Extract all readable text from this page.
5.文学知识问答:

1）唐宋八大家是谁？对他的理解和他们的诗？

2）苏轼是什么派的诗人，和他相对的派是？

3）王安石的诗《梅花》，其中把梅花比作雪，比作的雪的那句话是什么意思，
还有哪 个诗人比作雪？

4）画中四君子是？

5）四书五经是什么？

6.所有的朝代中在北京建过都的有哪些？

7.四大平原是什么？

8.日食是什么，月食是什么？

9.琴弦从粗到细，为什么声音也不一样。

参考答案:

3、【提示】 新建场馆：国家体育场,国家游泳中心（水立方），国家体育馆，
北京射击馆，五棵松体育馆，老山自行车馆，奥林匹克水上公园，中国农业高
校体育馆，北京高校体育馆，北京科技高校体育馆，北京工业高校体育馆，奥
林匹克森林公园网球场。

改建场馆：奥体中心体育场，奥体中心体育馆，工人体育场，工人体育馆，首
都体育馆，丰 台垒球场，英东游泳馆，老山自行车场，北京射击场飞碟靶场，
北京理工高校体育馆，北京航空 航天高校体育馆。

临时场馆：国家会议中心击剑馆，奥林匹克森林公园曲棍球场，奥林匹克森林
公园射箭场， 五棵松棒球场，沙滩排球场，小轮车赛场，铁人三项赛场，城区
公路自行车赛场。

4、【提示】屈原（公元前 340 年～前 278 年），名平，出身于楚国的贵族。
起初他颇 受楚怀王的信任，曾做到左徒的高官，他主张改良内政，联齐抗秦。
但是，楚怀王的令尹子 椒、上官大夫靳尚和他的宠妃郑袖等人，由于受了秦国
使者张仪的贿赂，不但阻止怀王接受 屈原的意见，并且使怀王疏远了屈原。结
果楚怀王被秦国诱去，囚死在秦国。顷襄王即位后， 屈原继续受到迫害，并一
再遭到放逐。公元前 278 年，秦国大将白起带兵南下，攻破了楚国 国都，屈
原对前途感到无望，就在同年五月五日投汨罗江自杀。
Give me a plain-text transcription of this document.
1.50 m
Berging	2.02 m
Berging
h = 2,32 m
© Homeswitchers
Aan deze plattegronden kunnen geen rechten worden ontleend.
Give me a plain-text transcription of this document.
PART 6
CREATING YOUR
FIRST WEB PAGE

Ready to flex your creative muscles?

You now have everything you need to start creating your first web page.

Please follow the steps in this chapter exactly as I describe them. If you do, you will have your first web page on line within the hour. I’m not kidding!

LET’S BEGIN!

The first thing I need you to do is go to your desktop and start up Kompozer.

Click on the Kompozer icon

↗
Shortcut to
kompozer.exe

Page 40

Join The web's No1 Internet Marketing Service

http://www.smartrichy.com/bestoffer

:::::

• _GIVEN TASK_: Write out every record verbatim.

• _RESULT FOR THIS TASK_:
Extract all readable text from this page.
5.文学知识问答:

1）唐宋八大家是谁？对他的理解和他们的诗？

2）苏轼是什么派的诗人，和他相对的派是？

3）王安石的诗《梅花》，其中把梅花比作雪，比作的雪的那句话是什么意思，
还有哪 个诗人比作雪？

4）画中四君子是？

5）四书五经是什么？

6.所有的朝代中在北京建过都的有哪些？

7.四大平原是什么？

8.日食是什么，月食是什么？

9.琴弦从粗到细，为什么声音也不一样。

参考答案:

3、【提示】 新建场馆：国家体育场,国家游泳中心（水立方），国家体育馆，
北京射击馆，五棵松体育馆，老山自行车馆，奥林匹克水上公园，中国农业高
校体育馆，北京高校体育馆，北京科技高校体育馆，北京工业高校体育馆，奥
林匹克森林公园网球场。

改建场馆：奥体中心体育场，奥体中心体育馆，工人体育场，工人体育馆，首
都体育馆，丰 台垒球场，英东游泳馆，老山自行车场，北京射击场飞碟靶场，
北京理工高校体育馆，北京航空 航天高校体育馆。

临时场馆：国家会议中心击剑馆，奥林匹克森林公园曲棍球场，奥林匹克森林
公园射箭场， 五棵松棒球场，沙滩排球场，小轮车赛场，铁人三项赛场，城区
公路自行车赛场。

4、【提示】屈原（公元前 340 年～前 278 年），名平，出身于楚国的贵族。
起初他颇 受楚怀王的信任，曾做到左徒的高官，他主张改良内政，联齐抗秦。
但是，楚怀王的令尹子 椒、上官大夫靳尚和他的宠妃郑袖等人，由于受了秦国
使者张仪的贿赂，不但阻止怀王接受 屈原的意见，并且使怀王疏远了屈原。结
果楚怀王被秦国诱去，囚死在秦国。顷襄王即位后， 屈原继续受到迫害，并一
再遭到放逐。公元前 278 年，秦国大将白起带兵南下，攻破了楚国 国都，屈
原对前途感到无望，就在同年五月五日投汨罗江自杀。
Give me a plain-text transcription of this document.
1.50 m
Berging	2.02 m
Berging
h = 2,32 m
© Homeswitchers
Aan deze plattegronden kunnen geen rechten worden ontleend.
Give me a plain-text transcription of this document.
PART 6
CREATING YOUR
FIRST WEB PAGE

Ready to flex your creative muscles?

You now have everything you need to start creating your first web page.

Please follow the steps in this chapter exactly as I describe them. If you do, you will have your first web page on line within the hour. I’m not kidding!

LET’S BEGIN!

The first thing I need you to do is go to your desktop and start up Kompozer.

Click on the Kompozer icon

↗
Shortcut to
kompozer.exe

Page 40

Join The web's No1 Internet Marketing Service

http://www.smartrichy.com/bestoffer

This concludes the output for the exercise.